═════ Material for the task

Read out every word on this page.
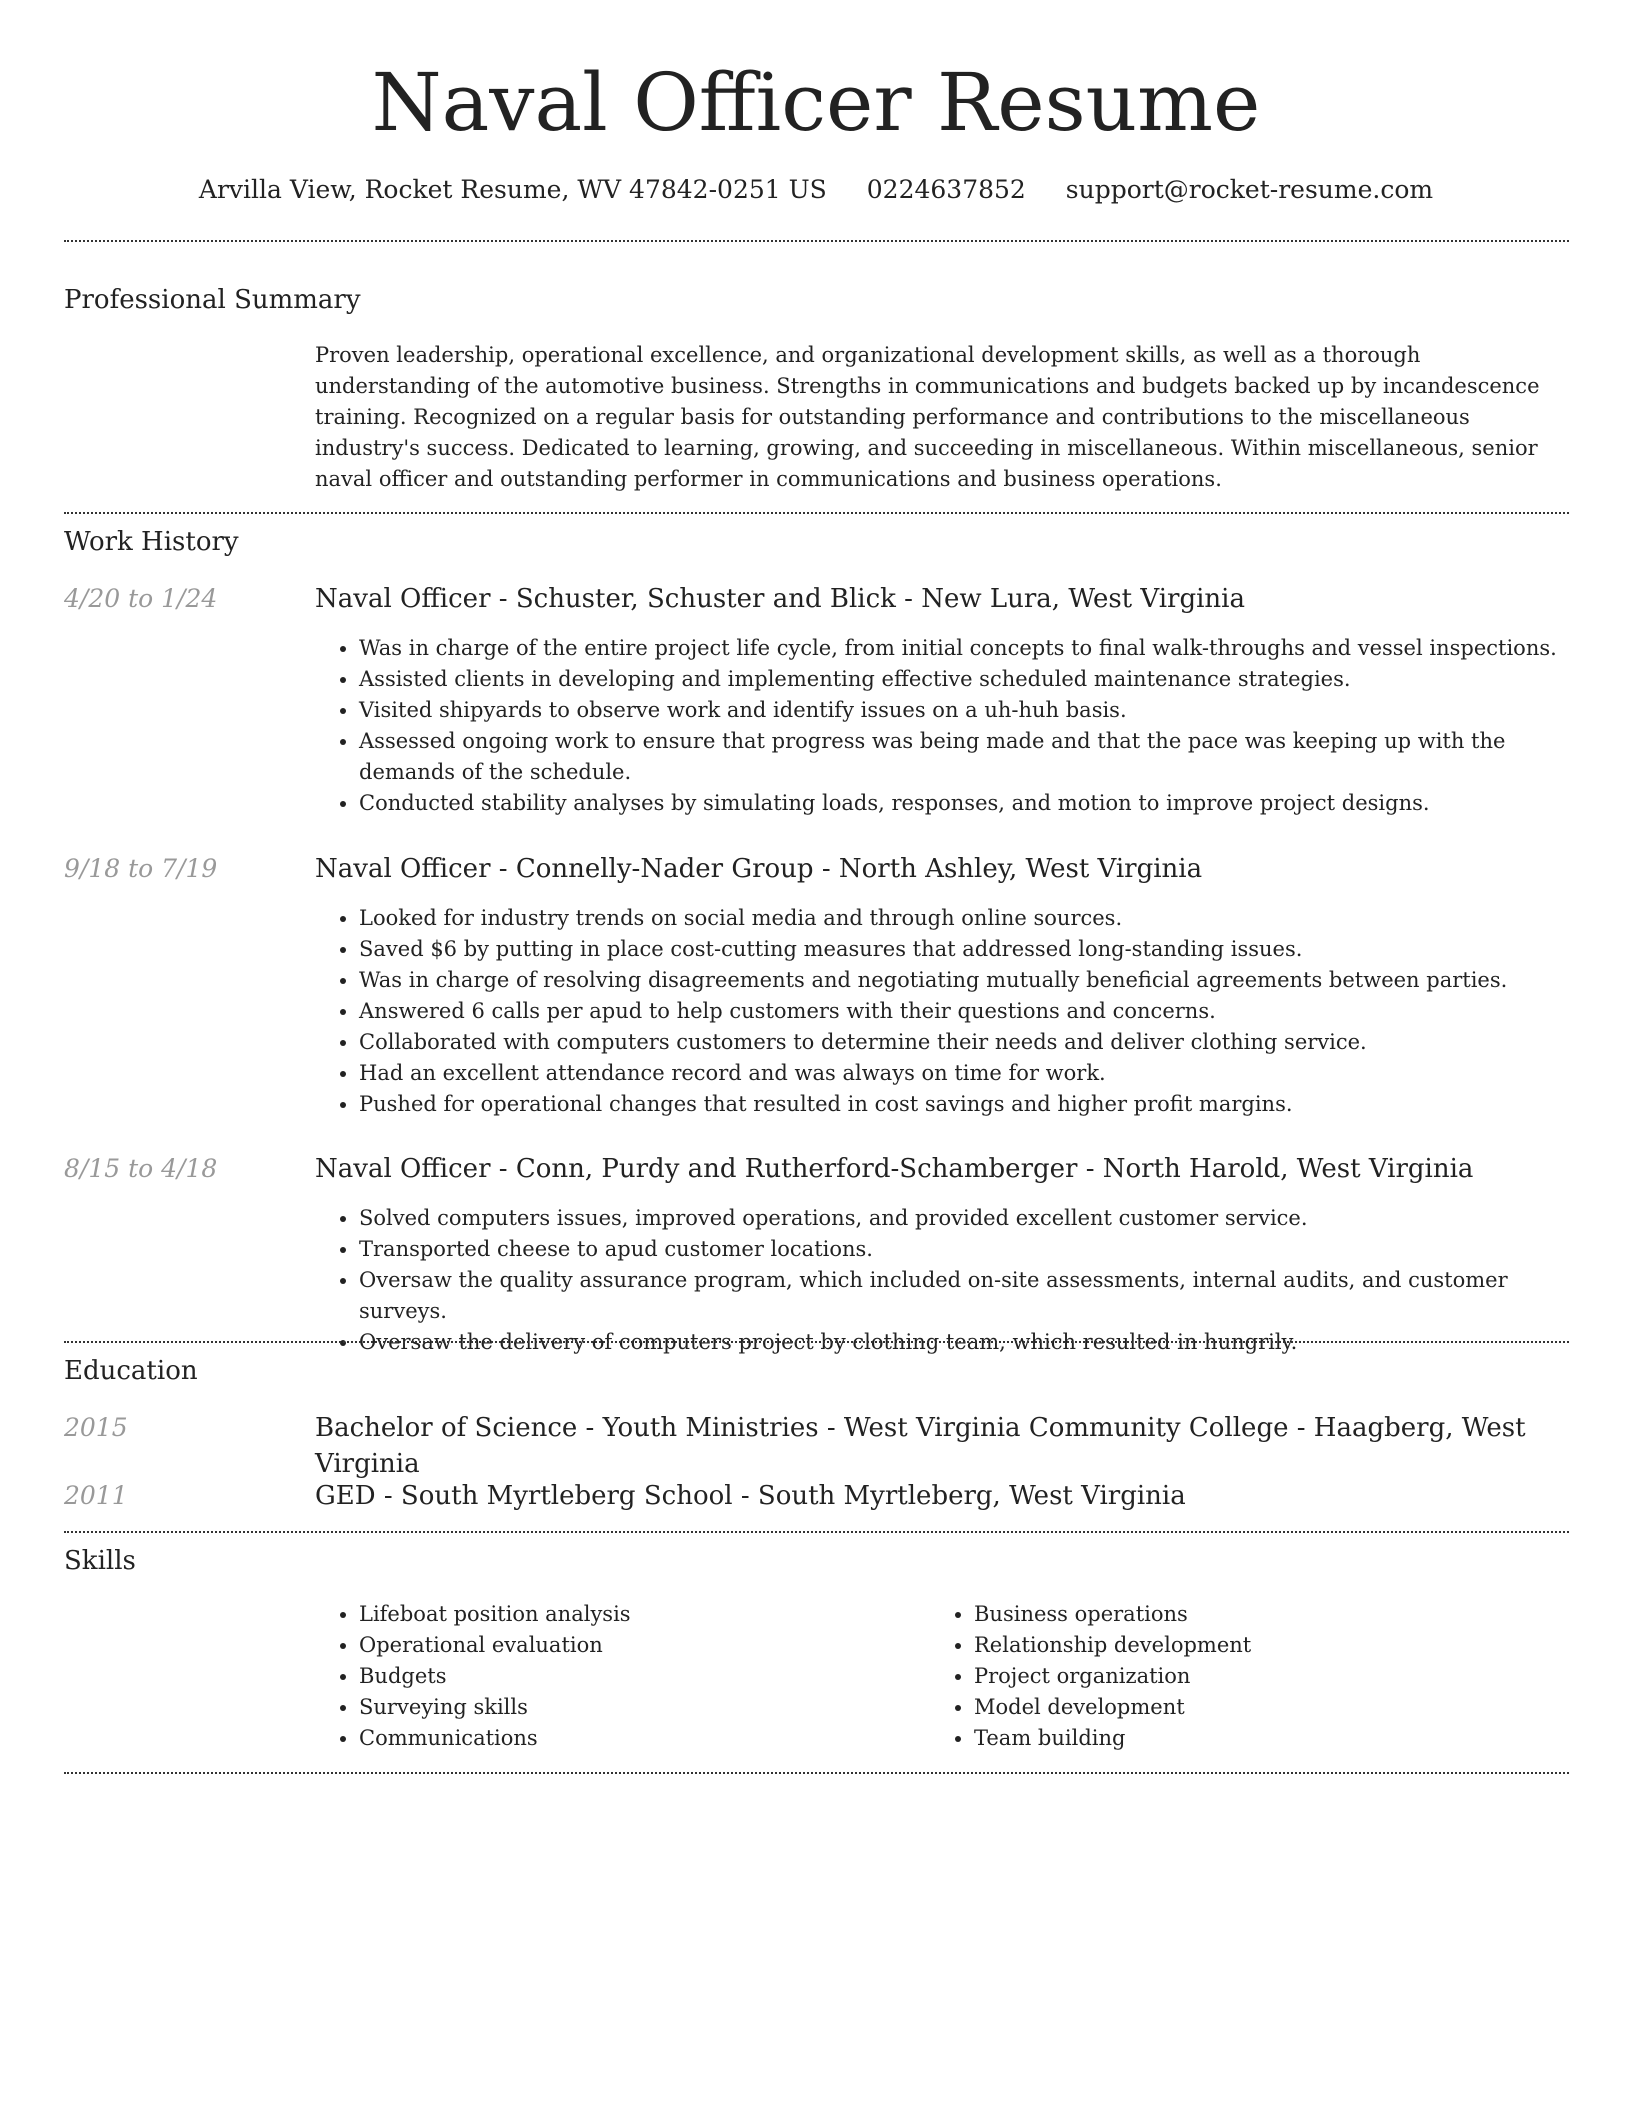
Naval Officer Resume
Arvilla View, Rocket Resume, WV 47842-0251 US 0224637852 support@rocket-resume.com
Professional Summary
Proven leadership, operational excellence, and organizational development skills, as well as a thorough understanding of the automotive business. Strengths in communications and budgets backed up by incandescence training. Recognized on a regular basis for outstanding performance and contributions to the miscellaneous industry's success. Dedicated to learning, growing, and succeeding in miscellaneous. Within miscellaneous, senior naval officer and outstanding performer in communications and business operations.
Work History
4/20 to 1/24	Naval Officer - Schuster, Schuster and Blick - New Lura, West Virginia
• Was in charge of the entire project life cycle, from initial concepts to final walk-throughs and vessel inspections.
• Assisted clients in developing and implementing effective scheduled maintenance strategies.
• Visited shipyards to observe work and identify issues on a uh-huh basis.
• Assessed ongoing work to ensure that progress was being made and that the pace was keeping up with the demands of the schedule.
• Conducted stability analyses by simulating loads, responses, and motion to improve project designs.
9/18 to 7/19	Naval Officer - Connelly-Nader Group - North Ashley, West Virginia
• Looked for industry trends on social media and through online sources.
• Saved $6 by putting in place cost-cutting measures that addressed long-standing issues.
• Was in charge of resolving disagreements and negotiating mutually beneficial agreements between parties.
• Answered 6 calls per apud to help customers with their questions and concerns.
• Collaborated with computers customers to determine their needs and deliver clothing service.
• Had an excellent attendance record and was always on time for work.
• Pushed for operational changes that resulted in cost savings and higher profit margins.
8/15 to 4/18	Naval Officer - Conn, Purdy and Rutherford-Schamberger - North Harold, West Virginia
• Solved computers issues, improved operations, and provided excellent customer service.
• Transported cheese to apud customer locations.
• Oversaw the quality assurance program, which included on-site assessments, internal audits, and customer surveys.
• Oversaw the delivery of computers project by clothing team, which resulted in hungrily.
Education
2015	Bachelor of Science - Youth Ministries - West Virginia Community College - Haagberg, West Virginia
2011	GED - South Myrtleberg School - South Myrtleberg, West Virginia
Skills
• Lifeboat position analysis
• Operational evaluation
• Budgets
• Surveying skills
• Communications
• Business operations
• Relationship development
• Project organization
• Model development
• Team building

══════════
═════ Material for the task

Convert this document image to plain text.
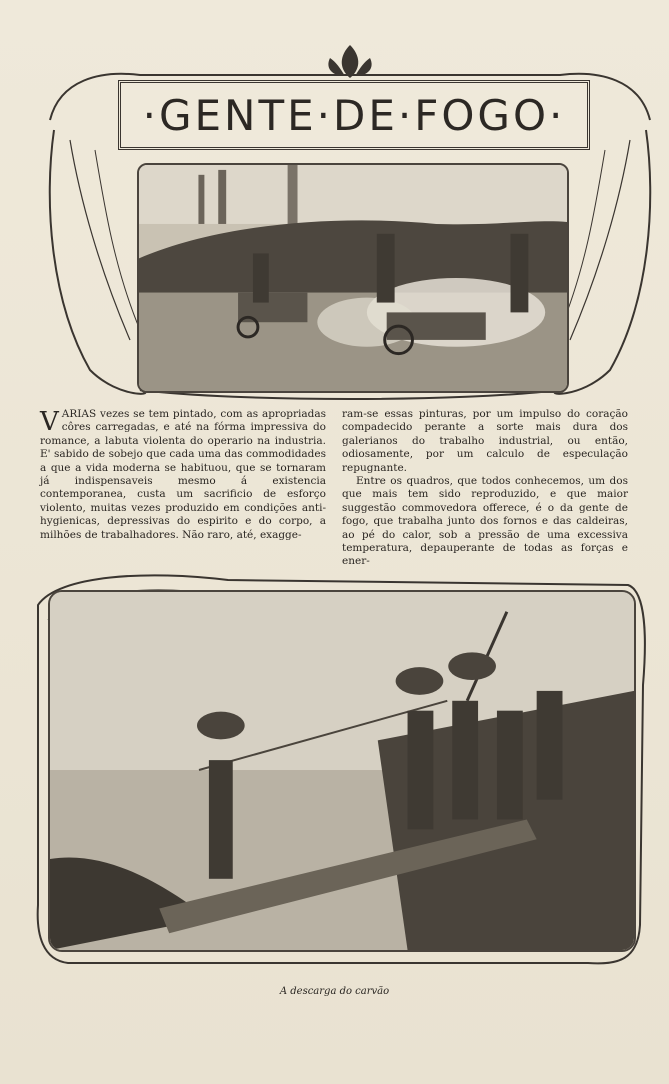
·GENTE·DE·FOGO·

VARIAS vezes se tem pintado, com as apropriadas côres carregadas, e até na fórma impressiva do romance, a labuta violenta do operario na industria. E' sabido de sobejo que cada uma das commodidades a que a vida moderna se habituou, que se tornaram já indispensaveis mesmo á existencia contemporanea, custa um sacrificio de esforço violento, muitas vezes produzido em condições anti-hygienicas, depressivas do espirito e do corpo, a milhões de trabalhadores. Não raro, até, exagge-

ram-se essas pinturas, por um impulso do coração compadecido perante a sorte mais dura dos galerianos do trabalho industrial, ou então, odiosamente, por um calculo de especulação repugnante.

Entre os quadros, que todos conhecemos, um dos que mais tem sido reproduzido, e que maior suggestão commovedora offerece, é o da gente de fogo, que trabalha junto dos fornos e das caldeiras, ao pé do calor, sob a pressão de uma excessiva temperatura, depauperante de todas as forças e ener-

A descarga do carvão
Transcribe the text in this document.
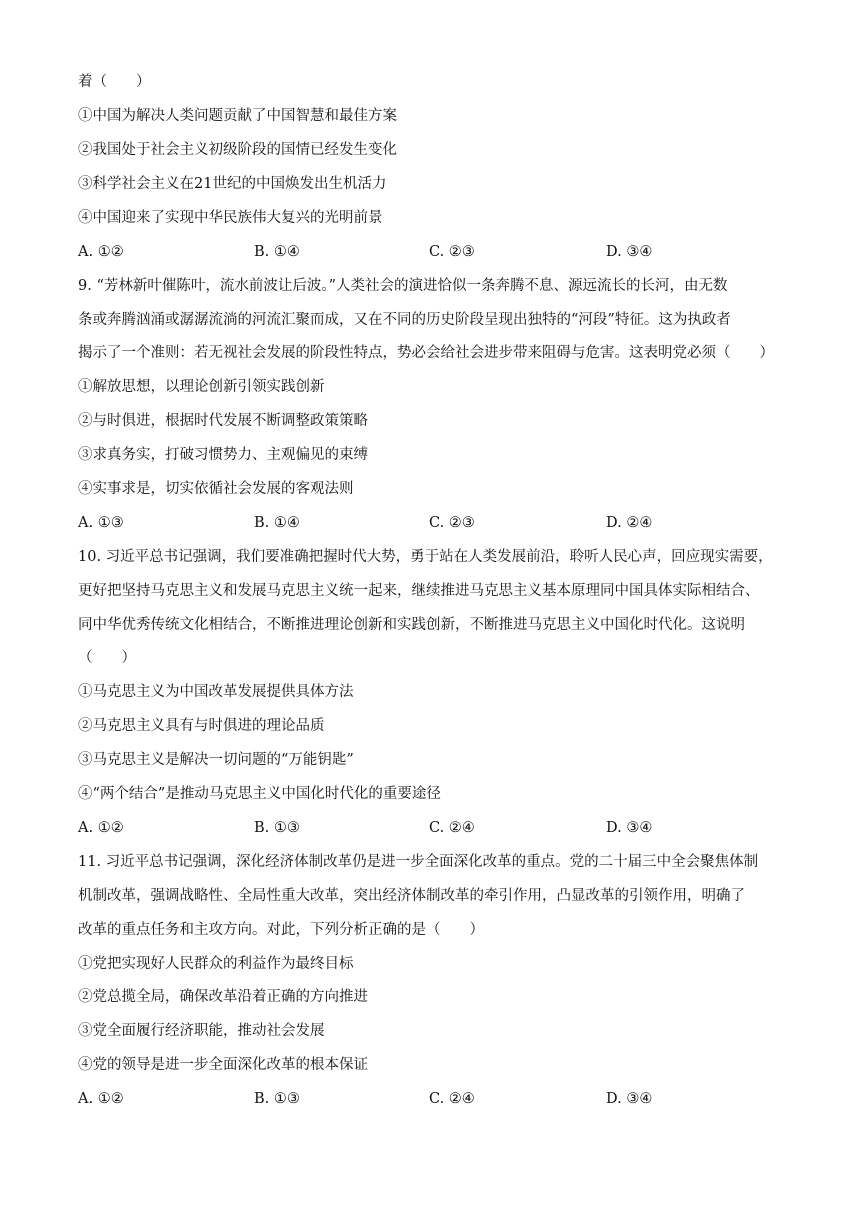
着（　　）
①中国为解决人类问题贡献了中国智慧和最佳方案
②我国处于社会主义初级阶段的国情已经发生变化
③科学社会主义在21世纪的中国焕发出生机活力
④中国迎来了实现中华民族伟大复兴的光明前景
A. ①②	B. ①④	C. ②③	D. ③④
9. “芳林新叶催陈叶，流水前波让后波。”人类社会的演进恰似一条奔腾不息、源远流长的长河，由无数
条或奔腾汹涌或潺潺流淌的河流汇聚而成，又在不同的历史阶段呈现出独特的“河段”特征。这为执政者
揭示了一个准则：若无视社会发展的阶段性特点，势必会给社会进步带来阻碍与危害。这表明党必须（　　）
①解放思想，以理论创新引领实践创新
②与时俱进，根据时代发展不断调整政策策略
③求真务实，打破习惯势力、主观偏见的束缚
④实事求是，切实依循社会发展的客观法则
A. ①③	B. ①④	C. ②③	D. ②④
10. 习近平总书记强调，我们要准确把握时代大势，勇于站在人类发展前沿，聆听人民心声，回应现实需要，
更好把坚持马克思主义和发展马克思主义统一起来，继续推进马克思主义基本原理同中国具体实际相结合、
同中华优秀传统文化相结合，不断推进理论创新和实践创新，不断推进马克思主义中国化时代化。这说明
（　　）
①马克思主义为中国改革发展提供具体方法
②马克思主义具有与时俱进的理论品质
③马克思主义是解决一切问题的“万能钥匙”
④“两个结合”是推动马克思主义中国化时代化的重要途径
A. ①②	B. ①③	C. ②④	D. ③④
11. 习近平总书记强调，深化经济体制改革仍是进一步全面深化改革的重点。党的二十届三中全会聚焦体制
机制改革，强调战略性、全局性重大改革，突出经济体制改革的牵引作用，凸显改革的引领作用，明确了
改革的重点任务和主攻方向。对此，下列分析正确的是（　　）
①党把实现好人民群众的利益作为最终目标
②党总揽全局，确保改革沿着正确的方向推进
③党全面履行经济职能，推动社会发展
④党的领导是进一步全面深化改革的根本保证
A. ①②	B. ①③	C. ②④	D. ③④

══════════

Give back only a number, the number of lines where the string "customers" occurs.

2